[Extracted records]
------------------------------------------------------------

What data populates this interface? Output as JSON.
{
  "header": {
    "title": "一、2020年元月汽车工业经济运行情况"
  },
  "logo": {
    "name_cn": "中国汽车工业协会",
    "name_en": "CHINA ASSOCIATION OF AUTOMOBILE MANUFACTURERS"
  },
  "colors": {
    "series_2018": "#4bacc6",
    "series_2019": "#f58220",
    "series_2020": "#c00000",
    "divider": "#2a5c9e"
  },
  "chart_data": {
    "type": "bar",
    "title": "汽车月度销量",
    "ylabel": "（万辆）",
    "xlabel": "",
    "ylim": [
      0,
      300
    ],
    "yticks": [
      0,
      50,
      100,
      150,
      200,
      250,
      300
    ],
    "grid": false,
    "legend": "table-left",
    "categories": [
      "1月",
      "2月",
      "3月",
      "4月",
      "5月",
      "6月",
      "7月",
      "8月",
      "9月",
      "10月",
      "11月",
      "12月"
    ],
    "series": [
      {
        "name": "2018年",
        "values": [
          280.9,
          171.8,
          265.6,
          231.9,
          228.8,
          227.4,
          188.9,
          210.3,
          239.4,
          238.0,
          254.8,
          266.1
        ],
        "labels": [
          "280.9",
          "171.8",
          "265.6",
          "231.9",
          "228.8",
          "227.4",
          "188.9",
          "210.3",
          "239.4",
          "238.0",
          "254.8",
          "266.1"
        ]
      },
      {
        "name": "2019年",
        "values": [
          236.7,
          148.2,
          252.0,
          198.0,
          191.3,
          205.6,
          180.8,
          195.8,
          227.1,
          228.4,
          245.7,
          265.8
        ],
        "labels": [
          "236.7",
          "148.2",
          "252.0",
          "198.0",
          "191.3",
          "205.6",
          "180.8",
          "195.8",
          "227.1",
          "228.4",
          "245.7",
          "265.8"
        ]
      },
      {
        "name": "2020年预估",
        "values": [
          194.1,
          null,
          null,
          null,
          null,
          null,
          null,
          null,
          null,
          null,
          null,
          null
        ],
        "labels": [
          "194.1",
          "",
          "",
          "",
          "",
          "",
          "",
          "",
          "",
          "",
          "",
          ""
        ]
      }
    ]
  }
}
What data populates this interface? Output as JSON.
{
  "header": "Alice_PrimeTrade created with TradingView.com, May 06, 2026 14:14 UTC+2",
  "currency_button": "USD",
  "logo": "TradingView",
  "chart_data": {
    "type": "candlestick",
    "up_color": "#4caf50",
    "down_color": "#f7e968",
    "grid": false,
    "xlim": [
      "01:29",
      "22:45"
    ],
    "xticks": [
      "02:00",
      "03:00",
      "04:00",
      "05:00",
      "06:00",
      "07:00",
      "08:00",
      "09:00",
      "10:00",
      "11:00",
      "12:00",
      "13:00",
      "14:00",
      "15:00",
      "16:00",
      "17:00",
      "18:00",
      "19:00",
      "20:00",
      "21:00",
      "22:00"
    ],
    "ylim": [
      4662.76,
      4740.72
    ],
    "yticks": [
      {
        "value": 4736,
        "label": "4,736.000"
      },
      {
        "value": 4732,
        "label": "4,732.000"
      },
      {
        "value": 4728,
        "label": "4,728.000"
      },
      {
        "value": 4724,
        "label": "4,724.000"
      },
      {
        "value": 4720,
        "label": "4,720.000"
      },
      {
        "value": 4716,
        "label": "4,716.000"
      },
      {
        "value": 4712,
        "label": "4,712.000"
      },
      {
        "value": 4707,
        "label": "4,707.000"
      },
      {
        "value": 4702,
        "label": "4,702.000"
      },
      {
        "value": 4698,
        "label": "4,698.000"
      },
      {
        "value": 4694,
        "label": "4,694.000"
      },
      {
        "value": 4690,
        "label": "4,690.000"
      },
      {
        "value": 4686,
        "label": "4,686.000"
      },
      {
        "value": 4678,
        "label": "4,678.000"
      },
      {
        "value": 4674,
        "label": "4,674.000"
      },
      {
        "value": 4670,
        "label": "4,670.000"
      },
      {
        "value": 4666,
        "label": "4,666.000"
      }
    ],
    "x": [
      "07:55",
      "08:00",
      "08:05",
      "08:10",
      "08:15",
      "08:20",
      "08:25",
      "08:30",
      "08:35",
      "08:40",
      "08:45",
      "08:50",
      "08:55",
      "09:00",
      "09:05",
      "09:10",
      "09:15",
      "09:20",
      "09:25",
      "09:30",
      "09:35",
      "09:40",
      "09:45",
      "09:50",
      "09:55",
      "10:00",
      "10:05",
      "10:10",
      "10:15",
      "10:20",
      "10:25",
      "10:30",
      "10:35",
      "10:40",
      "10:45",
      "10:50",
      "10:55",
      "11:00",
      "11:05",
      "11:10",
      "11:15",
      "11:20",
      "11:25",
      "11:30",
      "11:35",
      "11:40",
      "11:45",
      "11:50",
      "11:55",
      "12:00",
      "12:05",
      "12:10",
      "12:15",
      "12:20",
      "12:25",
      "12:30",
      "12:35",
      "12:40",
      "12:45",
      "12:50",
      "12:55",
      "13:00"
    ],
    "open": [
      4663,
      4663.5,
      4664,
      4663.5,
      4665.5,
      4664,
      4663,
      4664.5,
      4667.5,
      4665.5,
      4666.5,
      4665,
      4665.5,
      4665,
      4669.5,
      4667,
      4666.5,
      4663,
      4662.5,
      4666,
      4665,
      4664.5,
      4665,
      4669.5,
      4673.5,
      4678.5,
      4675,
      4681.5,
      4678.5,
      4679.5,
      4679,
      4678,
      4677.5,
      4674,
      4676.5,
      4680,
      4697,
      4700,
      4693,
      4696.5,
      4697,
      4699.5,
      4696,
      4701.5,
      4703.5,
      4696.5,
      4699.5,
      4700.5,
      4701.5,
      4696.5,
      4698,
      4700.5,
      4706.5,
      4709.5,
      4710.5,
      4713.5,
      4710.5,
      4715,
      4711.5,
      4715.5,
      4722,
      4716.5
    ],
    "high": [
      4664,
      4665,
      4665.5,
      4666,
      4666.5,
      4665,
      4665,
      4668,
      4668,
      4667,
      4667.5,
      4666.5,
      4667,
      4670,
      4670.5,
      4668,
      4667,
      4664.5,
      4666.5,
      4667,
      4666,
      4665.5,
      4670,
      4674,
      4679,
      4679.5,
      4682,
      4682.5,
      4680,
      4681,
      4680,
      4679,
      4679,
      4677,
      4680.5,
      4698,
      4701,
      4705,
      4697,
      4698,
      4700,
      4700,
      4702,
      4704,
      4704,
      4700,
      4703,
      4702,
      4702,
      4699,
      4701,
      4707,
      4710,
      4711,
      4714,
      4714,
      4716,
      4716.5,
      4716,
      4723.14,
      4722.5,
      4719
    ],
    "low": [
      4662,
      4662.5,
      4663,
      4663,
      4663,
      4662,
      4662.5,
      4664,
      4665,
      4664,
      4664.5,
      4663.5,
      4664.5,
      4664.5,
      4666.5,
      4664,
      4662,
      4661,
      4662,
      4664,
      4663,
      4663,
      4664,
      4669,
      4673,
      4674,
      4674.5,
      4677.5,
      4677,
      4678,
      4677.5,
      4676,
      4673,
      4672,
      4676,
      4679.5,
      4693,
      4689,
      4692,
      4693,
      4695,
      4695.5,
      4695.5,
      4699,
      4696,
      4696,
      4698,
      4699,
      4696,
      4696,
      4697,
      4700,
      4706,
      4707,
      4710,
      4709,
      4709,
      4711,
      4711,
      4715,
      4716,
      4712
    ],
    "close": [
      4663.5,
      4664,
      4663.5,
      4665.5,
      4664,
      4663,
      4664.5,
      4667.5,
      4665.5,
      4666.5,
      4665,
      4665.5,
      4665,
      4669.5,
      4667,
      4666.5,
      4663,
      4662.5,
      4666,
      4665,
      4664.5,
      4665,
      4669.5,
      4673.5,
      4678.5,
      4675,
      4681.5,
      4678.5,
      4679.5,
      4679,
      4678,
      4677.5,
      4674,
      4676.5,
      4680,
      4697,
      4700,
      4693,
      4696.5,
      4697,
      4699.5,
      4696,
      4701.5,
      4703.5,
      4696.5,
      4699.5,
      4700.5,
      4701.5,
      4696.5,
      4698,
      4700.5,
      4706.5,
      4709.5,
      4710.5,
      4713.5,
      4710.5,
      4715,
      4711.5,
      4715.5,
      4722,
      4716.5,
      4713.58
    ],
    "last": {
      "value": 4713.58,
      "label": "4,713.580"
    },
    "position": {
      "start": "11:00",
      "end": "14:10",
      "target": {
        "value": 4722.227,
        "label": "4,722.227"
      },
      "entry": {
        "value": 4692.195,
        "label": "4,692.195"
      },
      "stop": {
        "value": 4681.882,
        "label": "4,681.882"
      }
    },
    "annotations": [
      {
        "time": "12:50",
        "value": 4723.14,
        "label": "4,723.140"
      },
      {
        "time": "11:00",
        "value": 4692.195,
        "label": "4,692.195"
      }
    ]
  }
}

------------------------------------------------------------

Search the listing for the string "title". Copy each line where it turns up.

## [ANSWER TO THIS TASK]
    "title": "一、2020年元月汽车工业经济运行情况"
    "title": "汽车月度销量",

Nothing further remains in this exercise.